# PROBLEM REQUIREMENTS
Below is a block of records; reproduce all of them exactly and leave out any pictures.

# RECORDS
+===+
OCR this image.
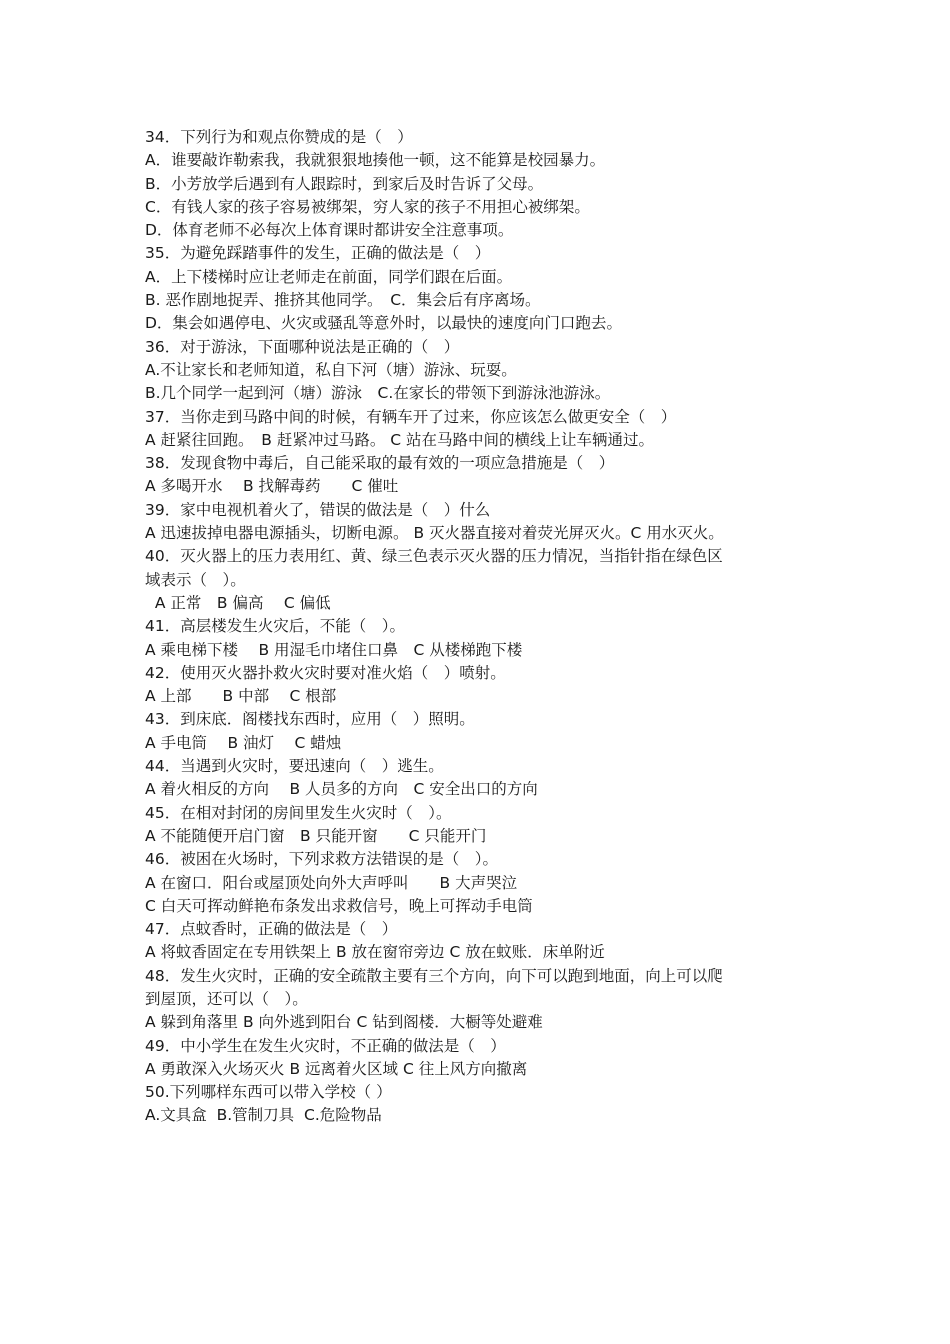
34．下列行为和观点你赞成的是（　）
A．谁要敲诈勒索我，我就狠狠地揍他一顿，这不能算是校园暴力。
B．小芳放学后遇到有人跟踪时，到家后及时告诉了父母。
C．有钱人家的孩子容易被绑架，穷人家的孩子不用担心被绑架。
D．体育老师不必每次上体育课时都讲安全注意事项。
35．为避免踩踏事件的发生，正确的做法是（　）
A．上下楼梯时应让老师走在前面，同学们跟在后面。
B. 恶作剧地捉弄、推挤其他同学。　C．集会后有序离场。
D．集会如遇停电、火灾或骚乱等意外时，以最快的速度向门口跑去。
36．对于游泳，下面哪种说法是正确的（　）
A.不让家长和老师知道，私自下河（塘）游泳、玩耍。
B.几个同学一起到河（塘）游泳　C.在家长的带领下到游泳池游泳。
37．当你走到马路中间的时候，有辆车开了过来，你应该怎么做更安全（　）
A 赶紧往回跑。　B 赶紧冲过马路。 C 站在马路中间的横线上让车辆通过。
38．发现食物中毒后，自己能采取的最有效的一项应急措施是（　）
A 多喝开水　 B 找解毒药　　C 催吐
39．家中电视机着火了，错误的做法是（　）什么
A 迅速拔掉电器电源插头，切断电源。 B 灭火器直接对着荧光屏灭火。C 用水灭火。
40．灭火器上的压力表用红、黄、绿三色表示灭火器的压力情况，当指针指在绿色区
域表示（　）。
A 正常　B 偏高　 C 偏低
41．高层楼发生火灾后，不能（　）。
A 乘电梯下楼　 B 用湿毛巾堵住口鼻　C 从楼梯跑下楼
42．使用灭火器扑救火灾时要对准火焰（　）喷射。
A 上部　　B 中部　 C 根部
43．到床底．阁楼找东西时，应用（　）照明。
A 手电筒　 B 油灯　 C 蜡烛
44．当遇到火灾时，要迅速向（　）逃生。
A 着火相反的方向　 B 人员多的方向　C 安全出口的方向
45．在相对封闭的房间里发生火灾时（　）。
A 不能随便开启门窗　B 只能开窗　　C 只能开门
46．被困在火场时，下列求救方法错误的是（　）。
A 在窗口．阳台或屋顶处向外大声呼叫　　B 大声哭泣
C 白天可挥动鲜艳布条发出求救信号，晚上可挥动手电筒
47．点蚊香时，正确的做法是（　）
A 将蚊香固定在专用铁架上 B 放在窗帘旁边 C 放在蚊账．床单附近
48．发生火灾时，正确的安全疏散主要有三个方向，向下可以跑到地面，向上可以爬
到屋顶，还可以（　）。
A 躲到角落里 B 向外逃到阳台 C 钻到阁楼．大橱等处避难
49．中小学生在发生火灾时，不正确的做法是（　）
A 勇敢深入火场灭火 B 远离着火区域 C 往上风方向撤离
50.下列哪样东西可以带入学校（ ）
A.文具盒  B.管制刀具  C.危险物品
+===+
# FINAL RESULT
OCR this image.
34．下列行为和观点你赞成的是（　）
A．谁要敲诈勒索我，我就狠狠地揍他一顿，这不能算是校园暴力。
B．小芳放学后遇到有人跟踪时，到家后及时告诉了父母。
C．有钱人家的孩子容易被绑架，穷人家的孩子不用担心被绑架。
D．体育老师不必每次上体育课时都讲安全注意事项。
35．为避免踩踏事件的发生，正确的做法是（　）
A．上下楼梯时应让老师走在前面，同学们跟在后面。
B. 恶作剧地捉弄、推挤其他同学。　C．集会后有序离场。
D．集会如遇停电、火灾或骚乱等意外时，以最快的速度向门口跑去。
36．对于游泳，下面哪种说法是正确的（　）
A.不让家长和老师知道，私自下河（塘）游泳、玩耍。
B.几个同学一起到河（塘）游泳　C.在家长的带领下到游泳池游泳。
37．当你走到马路中间的时候，有辆车开了过来，你应该怎么做更安全（　）
A 赶紧往回跑。　B 赶紧冲过马路。 C 站在马路中间的横线上让车辆通过。
38．发现食物中毒后，自己能采取的最有效的一项应急措施是（　）
A 多喝开水　 B 找解毒药　　C 催吐
39．家中电视机着火了，错误的做法是（　）什么
A 迅速拔掉电器电源插头，切断电源。 B 灭火器直接对着荧光屏灭火。C 用水灭火。
40．灭火器上的压力表用红、黄、绿三色表示灭火器的压力情况，当指针指在绿色区
域表示（　）。
A 正常　B 偏高　 C 偏低
41．高层楼发生火灾后，不能（　）。
A 乘电梯下楼　 B 用湿毛巾堵住口鼻　C 从楼梯跑下楼
42．使用灭火器扑救火灾时要对准火焰（　）喷射。
A 上部　　B 中部　 C 根部
43．到床底．阁楼找东西时，应用（　）照明。
A 手电筒　 B 油灯　 C 蜡烛
44．当遇到火灾时，要迅速向（　）逃生。
A 着火相反的方向　 B 人员多的方向　C 安全出口的方向
45．在相对封闭的房间里发生火灾时（　）。
A 不能随便开启门窗　B 只能开窗　　C 只能开门
46．被困在火场时，下列求救方法错误的是（　）。
A 在窗口．阳台或屋顶处向外大声呼叫　　B 大声哭泣
C 白天可挥动鲜艳布条发出求救信号，晚上可挥动手电筒
47．点蚊香时，正确的做法是（　）
A 将蚊香固定在专用铁架上 B 放在窗帘旁边 C 放在蚊账．床单附近
48．发生火灾时，正确的安全疏散主要有三个方向，向下可以跑到地面，向上可以爬
到屋顶，还可以（　）。
A 躲到角落里 B 向外逃到阳台 C 钻到阁楼．大橱等处避难
49．中小学生在发生火灾时，不正确的做法是（　）
A 勇敢深入火场灭火 B 远离着火区域 C 往上风方向撤离
50.下列哪样东西可以带入学校（ ）
A.文具盒  B.管制刀具  C.危险物品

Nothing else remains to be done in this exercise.